— start of Information shown —

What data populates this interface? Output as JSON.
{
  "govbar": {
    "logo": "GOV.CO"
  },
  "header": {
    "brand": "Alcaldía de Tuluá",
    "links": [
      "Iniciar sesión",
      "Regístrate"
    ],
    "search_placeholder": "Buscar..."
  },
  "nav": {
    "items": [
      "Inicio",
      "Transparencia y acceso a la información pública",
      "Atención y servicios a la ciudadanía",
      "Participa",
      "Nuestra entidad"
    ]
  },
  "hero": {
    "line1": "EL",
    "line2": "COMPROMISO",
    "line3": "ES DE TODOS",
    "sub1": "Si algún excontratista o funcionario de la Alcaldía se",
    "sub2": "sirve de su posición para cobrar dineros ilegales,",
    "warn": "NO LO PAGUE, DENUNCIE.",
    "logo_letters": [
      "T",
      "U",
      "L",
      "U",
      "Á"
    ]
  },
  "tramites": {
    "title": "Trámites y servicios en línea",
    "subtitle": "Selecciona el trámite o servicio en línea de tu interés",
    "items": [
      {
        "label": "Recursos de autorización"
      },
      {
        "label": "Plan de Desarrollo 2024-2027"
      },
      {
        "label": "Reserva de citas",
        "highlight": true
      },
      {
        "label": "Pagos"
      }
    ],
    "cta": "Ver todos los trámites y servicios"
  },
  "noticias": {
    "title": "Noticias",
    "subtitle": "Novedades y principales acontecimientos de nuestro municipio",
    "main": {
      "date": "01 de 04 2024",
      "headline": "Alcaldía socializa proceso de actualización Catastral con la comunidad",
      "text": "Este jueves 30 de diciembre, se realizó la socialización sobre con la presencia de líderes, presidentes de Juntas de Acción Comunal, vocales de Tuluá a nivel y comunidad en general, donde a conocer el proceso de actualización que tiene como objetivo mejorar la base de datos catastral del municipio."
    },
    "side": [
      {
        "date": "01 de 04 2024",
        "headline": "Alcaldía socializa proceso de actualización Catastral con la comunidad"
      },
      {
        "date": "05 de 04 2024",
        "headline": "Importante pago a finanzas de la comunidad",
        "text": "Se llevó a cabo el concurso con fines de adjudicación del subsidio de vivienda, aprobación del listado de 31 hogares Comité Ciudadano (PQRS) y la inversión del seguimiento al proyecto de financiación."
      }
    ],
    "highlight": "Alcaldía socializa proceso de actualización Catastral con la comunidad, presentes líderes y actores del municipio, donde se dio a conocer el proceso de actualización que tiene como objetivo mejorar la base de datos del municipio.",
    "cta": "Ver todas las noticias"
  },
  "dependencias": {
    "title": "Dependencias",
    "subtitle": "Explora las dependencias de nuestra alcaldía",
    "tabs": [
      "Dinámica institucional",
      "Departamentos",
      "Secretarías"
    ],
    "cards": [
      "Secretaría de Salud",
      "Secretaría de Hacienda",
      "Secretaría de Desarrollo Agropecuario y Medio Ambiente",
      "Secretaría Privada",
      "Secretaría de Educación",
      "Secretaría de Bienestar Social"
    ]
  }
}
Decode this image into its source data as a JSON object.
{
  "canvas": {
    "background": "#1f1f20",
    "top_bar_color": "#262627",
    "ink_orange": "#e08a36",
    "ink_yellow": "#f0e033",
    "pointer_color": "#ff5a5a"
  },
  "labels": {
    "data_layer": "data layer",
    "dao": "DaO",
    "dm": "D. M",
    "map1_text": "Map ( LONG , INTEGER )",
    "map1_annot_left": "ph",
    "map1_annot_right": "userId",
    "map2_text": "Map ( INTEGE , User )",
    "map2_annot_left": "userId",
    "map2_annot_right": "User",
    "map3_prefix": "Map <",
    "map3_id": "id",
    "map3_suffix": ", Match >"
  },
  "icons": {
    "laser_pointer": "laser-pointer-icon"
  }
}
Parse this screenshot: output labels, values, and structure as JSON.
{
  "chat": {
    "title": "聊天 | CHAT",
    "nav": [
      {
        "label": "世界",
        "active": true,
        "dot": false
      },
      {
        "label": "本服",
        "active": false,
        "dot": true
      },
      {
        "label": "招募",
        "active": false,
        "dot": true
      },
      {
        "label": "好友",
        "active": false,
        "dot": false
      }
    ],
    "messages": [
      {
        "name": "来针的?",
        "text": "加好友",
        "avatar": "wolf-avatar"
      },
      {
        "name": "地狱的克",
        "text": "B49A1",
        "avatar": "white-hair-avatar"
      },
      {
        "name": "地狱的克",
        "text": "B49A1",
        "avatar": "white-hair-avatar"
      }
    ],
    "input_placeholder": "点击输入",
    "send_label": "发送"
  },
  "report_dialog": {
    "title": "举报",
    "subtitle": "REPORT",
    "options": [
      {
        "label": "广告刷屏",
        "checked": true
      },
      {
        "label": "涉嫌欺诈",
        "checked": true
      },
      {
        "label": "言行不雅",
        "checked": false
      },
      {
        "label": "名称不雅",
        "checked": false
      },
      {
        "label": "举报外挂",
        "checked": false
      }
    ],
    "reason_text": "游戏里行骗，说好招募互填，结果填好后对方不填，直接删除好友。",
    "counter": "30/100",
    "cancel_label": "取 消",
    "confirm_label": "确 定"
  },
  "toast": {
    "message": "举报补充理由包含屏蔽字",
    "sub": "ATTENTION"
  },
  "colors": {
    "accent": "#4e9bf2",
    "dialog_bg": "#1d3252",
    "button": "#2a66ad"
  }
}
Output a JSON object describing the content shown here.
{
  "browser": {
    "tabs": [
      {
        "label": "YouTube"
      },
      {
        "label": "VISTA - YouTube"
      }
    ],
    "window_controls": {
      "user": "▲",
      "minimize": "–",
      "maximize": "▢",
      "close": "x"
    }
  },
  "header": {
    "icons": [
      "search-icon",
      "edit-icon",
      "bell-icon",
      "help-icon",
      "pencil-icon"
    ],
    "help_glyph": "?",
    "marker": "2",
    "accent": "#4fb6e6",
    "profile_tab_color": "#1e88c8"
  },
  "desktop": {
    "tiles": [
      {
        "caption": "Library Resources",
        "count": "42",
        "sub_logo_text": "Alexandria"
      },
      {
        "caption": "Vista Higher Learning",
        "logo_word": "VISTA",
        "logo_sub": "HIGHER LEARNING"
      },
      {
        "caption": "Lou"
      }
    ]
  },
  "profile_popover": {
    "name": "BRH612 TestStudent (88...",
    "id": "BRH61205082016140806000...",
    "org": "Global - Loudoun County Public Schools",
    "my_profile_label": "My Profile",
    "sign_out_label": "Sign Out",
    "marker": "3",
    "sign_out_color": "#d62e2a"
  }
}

— end of Information shown —

### What to do
Copy all the lines, exactly.

### Solution for this task
What data populates this interface? Output as JSON.
{
  "govbar": {
    "logo": "GOV.CO"
  },
  "header": {
    "brand": "Alcaldía de Tuluá",
    "links": [
      "Iniciar sesión",
      "Regístrate"
    ],
    "search_placeholder": "Buscar..."
  },
  "nav": {
    "items": [
      "Inicio",
      "Transparencia y acceso a la información pública",
      "Atención y servicios a la ciudadanía",
      "Participa",
      "Nuestra entidad"
    ]
  },
  "hero": {
    "line1": "EL",
    "line2": "COMPROMISO",
    "line3": "ES DE TODOS",
    "sub1": "Si algún excontratista o funcionario de la Alcaldía se",
    "sub2": "sirve de su posición para cobrar dineros ilegales,",
    "warn": "NO LO PAGUE, DENUNCIE.",
    "logo_letters": [
      "T",
      "U",
      "L",
      "U",
      "Á"
    ]
  },
  "tramites": {
    "title": "Trámites y servicios en línea",
    "subtitle": "Selecciona el trámite o servicio en línea de tu interés",
    "items": [
      {
        "label": "Recursos de autorización"
      },
      {
        "label": "Plan de Desarrollo 2024-2027"
      },
      {
        "label": "Reserva de citas",
        "highlight": true
      },
      {
        "label": "Pagos"
      }
    ],
    "cta": "Ver todos los trámites y servicios"
  },
  "noticias": {
    "title": "Noticias",
    "subtitle": "Novedades y principales acontecimientos de nuestro municipio",
    "main": {
      "date": "01 de 04 2024",
      "headline": "Alcaldía socializa proceso de actualización Catastral con la comunidad",
      "text": "Este jueves 30 de diciembre, se realizó la socialización sobre con la presencia de líderes, presidentes de Juntas de Acción Comunal, vocales de Tuluá a nivel y comunidad en general, donde a conocer el proceso de actualización que tiene como objetivo mejorar la base de datos catastral del municipio."
    },
    "side": [
      {
        "date": "01 de 04 2024",
        "headline": "Alcaldía socializa proceso de actualización Catastral con la comunidad"
      },
      {
        "date": "05 de 04 2024",
        "headline": "Importante pago a finanzas de la comunidad",
        "text": "Se llevó a cabo el concurso con fines de adjudicación del subsidio de vivienda, aprobación del listado de 31 hogares Comité Ciudadano (PQRS) y la inversión del seguimiento al proyecto de financiación."
      }
    ],
    "highlight": "Alcaldía socializa proceso de actualización Catastral con la comunidad, presentes líderes y actores del municipio, donde se dio a conocer el proceso de actualización que tiene como objetivo mejorar la base de datos del municipio.",
    "cta": "Ver todas las noticias"
  },
  "dependencias": {
    "title": "Dependencias",
    "subtitle": "Explora las dependencias de nuestra alcaldía",
    "tabs": [
      "Dinámica institucional",
      "Departamentos",
      "Secretarías"
    ],
    "cards": [
      "Secretaría de Salud",
      "Secretaría de Hacienda",
      "Secretaría de Desarrollo Agropecuario y Medio Ambiente",
      "Secretaría Privada",
      "Secretaría de Educación",
      "Secretaría de Bienestar Social"
    ]
  }
}
Decode this image into its source data as a JSON object.
{
  "canvas": {
    "background": "#1f1f20",
    "top_bar_color": "#262627",
    "ink_orange": "#e08a36",
    "ink_yellow": "#f0e033",
    "pointer_color": "#ff5a5a"
  },
  "labels": {
    "data_layer": "data layer",
    "dao": "DaO",
    "dm": "D. M",
    "map1_text": "Map ( LONG , INTEGER )",
    "map1_annot_left": "ph",
    "map1_annot_right": "userId",
    "map2_text": "Map ( INTEGE , User )",
    "map2_annot_left": "userId",
    "map2_annot_right": "User",
    "map3_prefix": "Map <",
    "map3_id": "id",
    "map3_suffix": ", Match >"
  },
  "icons": {
    "laser_pointer": "laser-pointer-icon"
  }
}
Parse this screenshot: output labels, values, and structure as JSON.
{
  "chat": {
    "title": "聊天 | CHAT",
    "nav": [
      {
        "label": "世界",
        "active": true,
        "dot": false
      },
      {
        "label": "本服",
        "active": false,
        "dot": true
      },
      {
        "label": "招募",
        "active": false,
        "dot": true
      },
      {
        "label": "好友",
        "active": false,
        "dot": false
      }
    ],
    "messages": [
      {
        "name": "来针的?",
        "text": "加好友",
        "avatar": "wolf-avatar"
      },
      {
        "name": "地狱的克",
        "text": "B49A1",
        "avatar": "white-hair-avatar"
      },
      {
        "name": "地狱的克",
        "text": "B49A1",
        "avatar": "white-hair-avatar"
      }
    ],
    "input_placeholder": "点击输入",
    "send_label": "发送"
  },
  "report_dialog": {
    "title": "举报",
    "subtitle": "REPORT",
    "options": [
      {
        "label": "广告刷屏",
        "checked": true
      },
      {
        "label": "涉嫌欺诈",
        "checked": true
      },
      {
        "label": "言行不雅",
        "checked": false
      },
      {
        "label": "名称不雅",
        "checked": false
      },
      {
        "label": "举报外挂",
        "checked": false
      }
    ],
    "reason_text": "游戏里行骗，说好招募互填，结果填好后对方不填，直接删除好友。",
    "counter": "30/100",
    "cancel_label": "取 消",
    "confirm_label": "确 定"
  },
  "toast": {
    "message": "举报补充理由包含屏蔽字",
    "sub": "ATTENTION"
  },
  "colors": {
    "accent": "#4e9bf2",
    "dialog_bg": "#1d3252",
    "button": "#2a66ad"
  }
}
Output a JSON object describing the content shown here.
{
  "browser": {
    "tabs": [
      {
        "label": "YouTube"
      },
      {
        "label": "VISTA - YouTube"
      }
    ],
    "window_controls": {
      "user": "▲",
      "minimize": "–",
      "maximize": "▢",
      "close": "x"
    }
  },
  "header": {
    "icons": [
      "search-icon",
      "edit-icon",
      "bell-icon",
      "help-icon",
      "pencil-icon"
    ],
    "help_glyph": "?",
    "marker": "2",
    "accent": "#4fb6e6",
    "profile_tab_color": "#1e88c8"
  },
  "desktop": {
    "tiles": [
      {
        "caption": "Library Resources",
        "count": "42",
        "sub_logo_text": "Alexandria"
      },
      {
        "caption": "Vista Higher Learning",
        "logo_word": "VISTA",
        "logo_sub": "HIGHER LEARNING"
      },
      {
        "caption": "Lou"
      }
    ]
  },
  "profile_popover": {
    "name": "BRH612 TestStudent (88...",
    "id": "BRH61205082016140806000...",
    "org": "Global - Loudoun County Public Schools",
    "my_profile_label": "My Profile",
    "sign_out_label": "Sign Out",
    "marker": "3",
    "sign_out_color": "#d62e2a"
  }
}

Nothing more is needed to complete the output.